→ REQUEST A: Using the commentary guide, decide whether each statement below agrees with it: (i) the New International Greek Text Commentary covers the whole New Testament; (ii) notes from the second commentary go in blue ink; (iii) the Tyndale and BST series are read first. Give yes or no for each, with the deciding words quoted from the commentary guide.
→ REQUEST B: Reproduce word for word the portion of the commentary guide starting with "Which commentaries do" and going on through "in these books.".

→ SELECTED EXCERPT:
# # # # #

Now it’s time for some extra input. Having tried to exegete the text using only the bible and some study notes, I start to search commentaries for background and any doctrinal or practical emphases that I may have missed. This is the LEARNING part of the preparation.
Which commentaries do I use? Purely personal choice of course, and depending on what is available for the text in question, I read:

  • The ‘Preach the Word’ commentaries. Edited and written (largely) by Kent Hughes, this is seriously one of the best commentary sets on the market at present. They are expensive, but worth every penny, crammed full of good sound exegesis, based on the author’s sermonic materials, and laced with illustrations. Every preacher should invest in these books.
  • James M Boice. His commentary works are invaluable. Doctrinally sound and easy to use.
  • The NIGTC. Now, if you have read the Greek text of your passage, find the New International Greek Text Commentary. It will guide you through the Greek text, explaining unfamiliar words and the exact tense, variations of the Greek roots, – comparing with other texts etc… You will gain a really good insight into the Greek text. Unfortunately these commentaries don’t cover all of the New Testament.
  • IVP’s Tyndale and BST commentary series. Good standard commentaries, these are always my last read, and I usually don’t make notes on them.
  • Large commentaries are also useful, classic among them are Matthew Henry and Matthew Poole.
  • William Barclay! Yes, I know, he’s a liberal! He didn’t believe in the Virgin birth or the resurrection, – yet his books are still in print and you’ll find them in many pastors’ bookshelves. Martyn Lloyd Jones called him “The most dangerous man in Christendom!” But ignore his theology, and read to gain insight into biblical background, and you will find some useful material. I have a complete set of his ‘Daily Study Bible’. PLEASE DONT USE BARCLAY AS YOUR FIRST COMMENTARY.

Many commentaries are now packaged with Bible software, and available quite cheaply. If, like me, you still prefer real books, you can build up a really useful library buying secondhand from sources like Amazon, or

How do I use them?  I read at a desk, with a pen in my hand! I open an A4 pad, and rule a two inch line down the right hand side. I select my chosen commentary, and I make notes down the centre column, in longhand, line by line. I do this on a verse by verse basis, clearly annotating which verse I’m reading about. I write these note in black ink. This usually uses around three pages of the pad. Then I begin to read my second commentary, making notes in the right hand column, in blue ink, but omitting anything that overlaps, again in a verse by verse order. My third commentary reading is added, in red ink, in the same column, and if there’s a fourth, in green ink. I use the left margin for observations, – I amend headings etc as they occur, and I finish the notes with a summary at the end.
The whole point of writing notes in different colours and different sections of the page is to create a visual picture of the page in your mind, that you will remember subconsciously later. This is a technique I learned when studying for theology exams in the days before ‘modules’ and ‘projects’ became part of the assessment methods. I wrote note summaries on postcards, multi-coloured ink and highlights – visual aids which helped the memory, I randomly flicked through them in the train, and believe me it works! Write, colour-in and learn!

# # # # #

→ RAW DATA:
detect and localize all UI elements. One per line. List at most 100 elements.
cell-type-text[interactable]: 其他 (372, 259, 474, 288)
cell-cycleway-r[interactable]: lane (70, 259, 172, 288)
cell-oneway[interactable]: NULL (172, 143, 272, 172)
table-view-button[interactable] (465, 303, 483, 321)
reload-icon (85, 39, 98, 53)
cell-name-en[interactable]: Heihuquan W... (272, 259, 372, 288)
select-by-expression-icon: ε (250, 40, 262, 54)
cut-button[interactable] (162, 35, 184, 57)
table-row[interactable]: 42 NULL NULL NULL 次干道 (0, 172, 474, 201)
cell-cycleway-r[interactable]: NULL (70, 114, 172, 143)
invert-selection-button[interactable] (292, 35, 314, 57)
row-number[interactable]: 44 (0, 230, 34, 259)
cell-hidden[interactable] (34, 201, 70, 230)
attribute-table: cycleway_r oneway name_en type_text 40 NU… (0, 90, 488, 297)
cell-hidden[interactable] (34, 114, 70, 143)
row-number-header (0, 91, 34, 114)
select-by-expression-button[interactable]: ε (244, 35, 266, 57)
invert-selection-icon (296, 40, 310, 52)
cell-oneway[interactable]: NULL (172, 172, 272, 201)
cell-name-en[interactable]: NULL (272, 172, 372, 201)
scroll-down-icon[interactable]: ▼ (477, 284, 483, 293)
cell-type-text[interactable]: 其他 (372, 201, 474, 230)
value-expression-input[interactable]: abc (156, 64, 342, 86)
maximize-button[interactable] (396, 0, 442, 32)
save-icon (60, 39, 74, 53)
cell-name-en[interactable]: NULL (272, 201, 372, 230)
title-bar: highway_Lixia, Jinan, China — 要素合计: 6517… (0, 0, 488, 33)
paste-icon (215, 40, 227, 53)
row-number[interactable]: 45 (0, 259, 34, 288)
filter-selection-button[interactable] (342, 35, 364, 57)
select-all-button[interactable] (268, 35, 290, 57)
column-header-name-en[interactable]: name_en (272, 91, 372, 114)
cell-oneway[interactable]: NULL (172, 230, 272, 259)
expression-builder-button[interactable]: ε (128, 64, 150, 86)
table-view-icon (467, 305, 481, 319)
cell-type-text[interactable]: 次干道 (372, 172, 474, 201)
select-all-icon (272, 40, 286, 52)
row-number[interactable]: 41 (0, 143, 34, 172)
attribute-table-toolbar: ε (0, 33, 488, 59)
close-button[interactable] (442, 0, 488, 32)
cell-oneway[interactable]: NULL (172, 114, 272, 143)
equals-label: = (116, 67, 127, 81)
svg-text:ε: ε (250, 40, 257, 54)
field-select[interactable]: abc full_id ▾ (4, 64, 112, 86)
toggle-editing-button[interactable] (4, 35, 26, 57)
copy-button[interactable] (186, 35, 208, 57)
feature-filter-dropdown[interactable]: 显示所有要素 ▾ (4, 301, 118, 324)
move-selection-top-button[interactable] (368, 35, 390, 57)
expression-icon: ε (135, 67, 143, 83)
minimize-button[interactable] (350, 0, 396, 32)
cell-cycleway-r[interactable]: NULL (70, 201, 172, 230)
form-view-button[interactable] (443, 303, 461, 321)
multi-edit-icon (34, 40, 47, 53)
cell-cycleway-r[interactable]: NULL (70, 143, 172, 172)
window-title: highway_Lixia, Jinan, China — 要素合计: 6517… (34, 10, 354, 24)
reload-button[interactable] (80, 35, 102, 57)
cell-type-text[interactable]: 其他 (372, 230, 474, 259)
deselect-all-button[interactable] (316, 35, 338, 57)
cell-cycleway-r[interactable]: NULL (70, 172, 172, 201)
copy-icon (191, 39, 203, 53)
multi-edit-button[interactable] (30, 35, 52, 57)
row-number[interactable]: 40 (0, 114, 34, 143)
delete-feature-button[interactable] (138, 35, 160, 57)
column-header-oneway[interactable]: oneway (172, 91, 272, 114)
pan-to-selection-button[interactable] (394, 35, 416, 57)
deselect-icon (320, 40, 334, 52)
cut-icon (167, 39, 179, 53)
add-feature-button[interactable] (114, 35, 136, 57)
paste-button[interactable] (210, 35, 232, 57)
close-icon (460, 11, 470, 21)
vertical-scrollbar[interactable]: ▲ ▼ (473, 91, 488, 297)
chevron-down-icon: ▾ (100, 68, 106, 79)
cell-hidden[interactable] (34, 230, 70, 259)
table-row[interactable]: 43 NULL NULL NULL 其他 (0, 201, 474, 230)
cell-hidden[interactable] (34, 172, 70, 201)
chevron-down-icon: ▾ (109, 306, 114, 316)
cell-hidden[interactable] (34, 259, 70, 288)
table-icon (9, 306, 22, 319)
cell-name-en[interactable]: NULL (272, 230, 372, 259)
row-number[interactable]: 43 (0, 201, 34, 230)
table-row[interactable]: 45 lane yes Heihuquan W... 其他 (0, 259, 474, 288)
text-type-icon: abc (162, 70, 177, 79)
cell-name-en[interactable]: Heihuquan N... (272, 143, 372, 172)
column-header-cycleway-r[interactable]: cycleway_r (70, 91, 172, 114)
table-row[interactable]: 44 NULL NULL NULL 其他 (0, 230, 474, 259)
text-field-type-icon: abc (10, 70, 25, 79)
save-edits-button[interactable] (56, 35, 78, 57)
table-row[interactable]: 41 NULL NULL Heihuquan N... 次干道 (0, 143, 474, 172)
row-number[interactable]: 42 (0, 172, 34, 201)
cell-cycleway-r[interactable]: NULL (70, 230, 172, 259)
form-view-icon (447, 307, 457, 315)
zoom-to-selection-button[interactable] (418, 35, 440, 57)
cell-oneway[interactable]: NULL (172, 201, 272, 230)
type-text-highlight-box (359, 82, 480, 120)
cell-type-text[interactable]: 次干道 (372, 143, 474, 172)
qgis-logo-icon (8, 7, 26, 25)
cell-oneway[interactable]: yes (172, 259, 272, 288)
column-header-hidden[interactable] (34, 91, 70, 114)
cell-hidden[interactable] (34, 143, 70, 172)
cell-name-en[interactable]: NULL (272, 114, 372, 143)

# # # # #

→ TASK RESULT A:
(i) No: "Unfortunately these commentaries don’t cover all of the New Testament."
(ii) Yes: "Then I begin to read my second commentary, making notes in the right hand column, in blue ink"
(iii) No: "these are always my last read"

→ TASK RESULT B:
Which commentaries do I use? Purely personal choice of course, and depending on what is available for the text in question, I read:

  • The ‘Preach the Word’ commentaries. Edited and written (largely) by Kent Hughes, this is seriously one of the best commentary sets on the market at present. They are expensive, but worth every penny, crammed full of good sound exegesis, based on the author’s sermonic materials, and laced with illustrations. Every preacher should invest in these books.